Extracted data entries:
▽
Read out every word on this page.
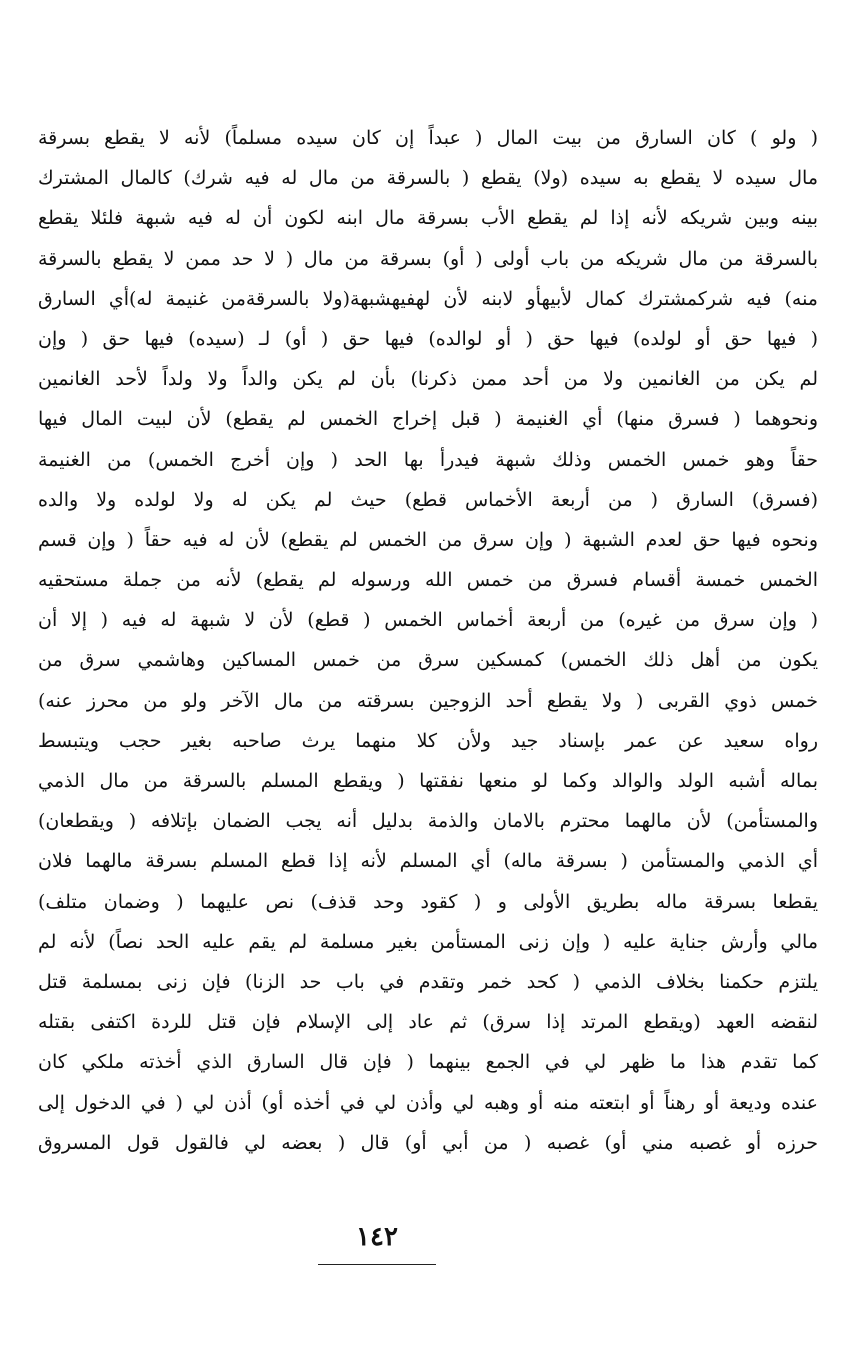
( ولو ) كان السارق من بيت المال ( عبداً إن كان سيده مسلماً) لأنه لا يقطع بسرقة
مال سيده لا يقطع به سيده (ولا) يقطع ( بالسرقة من مال له فيه شرك) كالمال المشترك
بينه وبين شريكه لأنه إذا لم يقطع الأب بسرقة مال ابنه لكون أن له فيه شبهة فلئلا يقطع
بالسرقة من مال شريكه من باب أولى ( أو) بسرقة من مال ( لا حد ممن لا يقطع بالسرقة
منه) فيه شركمشترك كمال لأبيهأو لابنه لأن لهفيهشبهة(ولا بالسرقةمن غنيمة له)أي السارق
( فيها حق أو لولده) فيها حق ( أو لوالده) فيها حق ( أو) لـ (سيده) فيها حق ( وإن
لم يكن من الغانمين ولا من أحد ممن ذكرنا) بأن لم يكن والداً ولا ولداً لأحد الغانمين
ونحوهما ( فسرق منها) أي الغنيمة ( قبل إخراج الخمس لم يقطع) لأن لبيت المال فيها
حقاً وهو خمس الخمس وذلك شبهة فيدرأ بها الحد ( وإن أخرج الخمس) من الغنيمة
(فسرق) السارق ( من أربعة الأخماس قطع) حيث لم يكن له ولا لولده ولا والده
ونحوه فيها حق لعدم الشبهة ( وإن سرق من الخمس لم يقطع) لأن له فيه حقاً ( وإن قسم
الخمس خمسة أقسام فسرق من خمس الله ورسوله لم يقطع) لأنه من جملة مستحقيه
( وإن سرق من غيره) من أربعة أخماس الخمس ( قطع) لأن لا شبهة له فيه ( إلا أن
يكون من أهل ذلك الخمس) كمسكين سرق من خمس المساكين وهاشمي سرق من
خمس ذوي القربى ( ولا يقطع أحد الزوجين بسرقته من مال الآخر ولو من محرز عنه)
رواه سعيد عن عمر بإسناد جيد ولأن كلا منهما يرث صاحبه بغير حجب ويتبسط
بماله أشبه الولد والوالد وكما لو منعها نفقتها ( ويقطع المسلم بالسرقة من مال الذمي
والمستأمن) لأن مالهما محترم بالامان والذمة بدليل أنه يجب الضمان بإتلافه ( ويقطعان)
أي الذمي والمستأمن ( بسرقة ماله) أي المسلم لأنه إذا قطع المسلم بسرقة مالهما فلان
يقطعا بسرقة ماله بطريق الأولى و ( كقود وحد قذف) نص عليهما ( وضمان متلف)
مالي وأرش جناية عليه ( وإن زنى المستأمن بغير مسلمة لم يقم عليه الحد نصاً) لأنه لم
يلتزم حكمنا بخلاف الذمي ( كحد خمر وتقدم في باب حد الزنا) فإن زنى بمسلمة قتل
لنقضه العهد (ويقطع المرتد إذا سرق) ثم عاد إلى الإسلام فإن قتل للردة اكتفى بقتله
كما تقدم هذا ما ظهر لي في الجمع بينهما ( فإن قال السارق الذي أخذته ملكي كان
عنده وديعة أو رهناً أو ابتعته منه أو وهبه لي وأذن لي في أخذه أو) أذن لي ( في الدخول إلى
حرزه أو غصبه مني أو) غصبه ( من أبي أو) قال ( بعضه لي فالقول قول المسروق
١٤٢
△
- WHAT THE TASK REQUIRES -
All lines in the data that contain the word "أربعة" should be copied.

- CORRECT OUTPUT -
(فسرق) السارق ( من أربعة الأخماس قطع) حيث لم يكن له ولا لولده ولا والده
( وإن سرق من غيره) من أربعة أخماس الخمس ( قطع) لأن لا شبهة له فيه ( إلا أن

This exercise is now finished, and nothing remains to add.